▶ [The problem]
Please transcribe the listing below in full and word for word, without its pictures.

Figure content listings:
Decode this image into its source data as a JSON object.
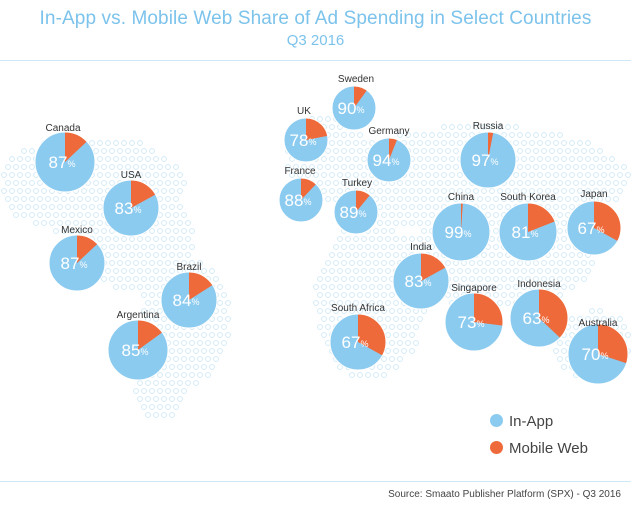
{
  "title": "In-App vs. Mobile Web Share of Ad Spending in Select Countries",
  "subtitle": "Q3 2016",
  "source": "Source: Smaato Publisher Platform (SPX) - Q3 2016",
  "legend": {
    "in_app": "In-App",
    "mobile_web": "Mobile Web",
    "in_app_color": "#8ccbf0",
    "mobile_web_color": "#ee6a3a"
  },
  "chart_data": {
    "type": "pie",
    "series": [
      {
        "name": "In-App",
        "color": "#8ccbf0"
      },
      {
        "name": "Mobile Web",
        "color": "#ee6a3a"
      }
    ],
    "countries": [
      {
        "name": "Canada",
        "in_app": 87,
        "mobile_web": 13
      },
      {
        "name": "USA",
        "in_app": 83,
        "mobile_web": 17
      },
      {
        "name": "Mexico",
        "in_app": 87,
        "mobile_web": 13
      },
      {
        "name": "Brazil",
        "in_app": 84,
        "mobile_web": 16
      },
      {
        "name": "Argentina",
        "in_app": 85,
        "mobile_web": 15
      },
      {
        "name": "UK",
        "in_app": 78,
        "mobile_web": 22
      },
      {
        "name": "Sweden",
        "in_app": 90,
        "mobile_web": 10
      },
      {
        "name": "Germany",
        "in_app": 94,
        "mobile_web": 6
      },
      {
        "name": "France",
        "in_app": 88,
        "mobile_web": 12
      },
      {
        "name": "Turkey",
        "in_app": 89,
        "mobile_web": 11
      },
      {
        "name": "Russia",
        "in_app": 97,
        "mobile_web": 3
      },
      {
        "name": "China",
        "in_app": 99,
        "mobile_web": 1
      },
      {
        "name": "South Korea",
        "in_app": 81,
        "mobile_web": 19
      },
      {
        "name": "Japan",
        "in_app": 67,
        "mobile_web": 33
      },
      {
        "name": "India",
        "in_app": 83,
        "mobile_web": 17
      },
      {
        "name": "Singapore",
        "in_app": 73,
        "mobile_web": 27
      },
      {
        "name": "Indonesia",
        "in_app": 63,
        "mobile_web": 37
      },
      {
        "name": "South Africa",
        "in_app": 67,
        "mobile_web": 33
      },
      {
        "name": "Australia",
        "in_app": 70,
        "mobile_web": 30
      }
    ]
  }
}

▶ [Task answer]
Decode this image into its source data as a JSON object.
{
  "title": "In-App vs. Mobile Web Share of Ad Spending in Select Countries",
  "subtitle": "Q3 2016",
  "source": "Source: Smaato Publisher Platform (SPX) - Q3 2016",
  "legend": {
    "in_app": "In-App",
    "mobile_web": "Mobile Web",
    "in_app_color": "#8ccbf0",
    "mobile_web_color": "#ee6a3a"
  },
  "chart_data": {
    "type": "pie",
    "series": [
      {
        "name": "In-App",
        "color": "#8ccbf0"
      },
      {
        "name": "Mobile Web",
        "color": "#ee6a3a"
      }
    ],
    "countries": [
      {
        "name": "Canada",
        "in_app": 87,
        "mobile_web": 13
      },
      {
        "name": "USA",
        "in_app": 83,
        "mobile_web": 17
      },
      {
        "name": "Mexico",
        "in_app": 87,
        "mobile_web": 13
      },
      {
        "name": "Brazil",
        "in_app": 84,
        "mobile_web": 16
      },
      {
        "name": "Argentina",
        "in_app": 85,
        "mobile_web": 15
      },
      {
        "name": "UK",
        "in_app": 78,
        "mobile_web": 22
      },
      {
        "name": "Sweden",
        "in_app": 90,
        "mobile_web": 10
      },
      {
        "name": "Germany",
        "in_app": 94,
        "mobile_web": 6
      },
      {
        "name": "France",
        "in_app": 88,
        "mobile_web": 12
      },
      {
        "name": "Turkey",
        "in_app": 89,
        "mobile_web": 11
      },
      {
        "name": "Russia",
        "in_app": 97,
        "mobile_web": 3
      },
      {
        "name": "China",
        "in_app": 99,
        "mobile_web": 1
      },
      {
        "name": "South Korea",
        "in_app": 81,
        "mobile_web": 19
      },
      {
        "name": "Japan",
        "in_app": 67,
        "mobile_web": 33
      },
      {
        "name": "India",
        "in_app": 83,
        "mobile_web": 17
      },
      {
        "name": "Singapore",
        "in_app": 73,
        "mobile_web": 27
      },
      {
        "name": "Indonesia",
        "in_app": 63,
        "mobile_web": 37
      },
      {
        "name": "South Africa",
        "in_app": 67,
        "mobile_web": 33
      },
      {
        "name": "Australia",
        "in_app": 70,
        "mobile_web": 30
      }
    ]
  }
}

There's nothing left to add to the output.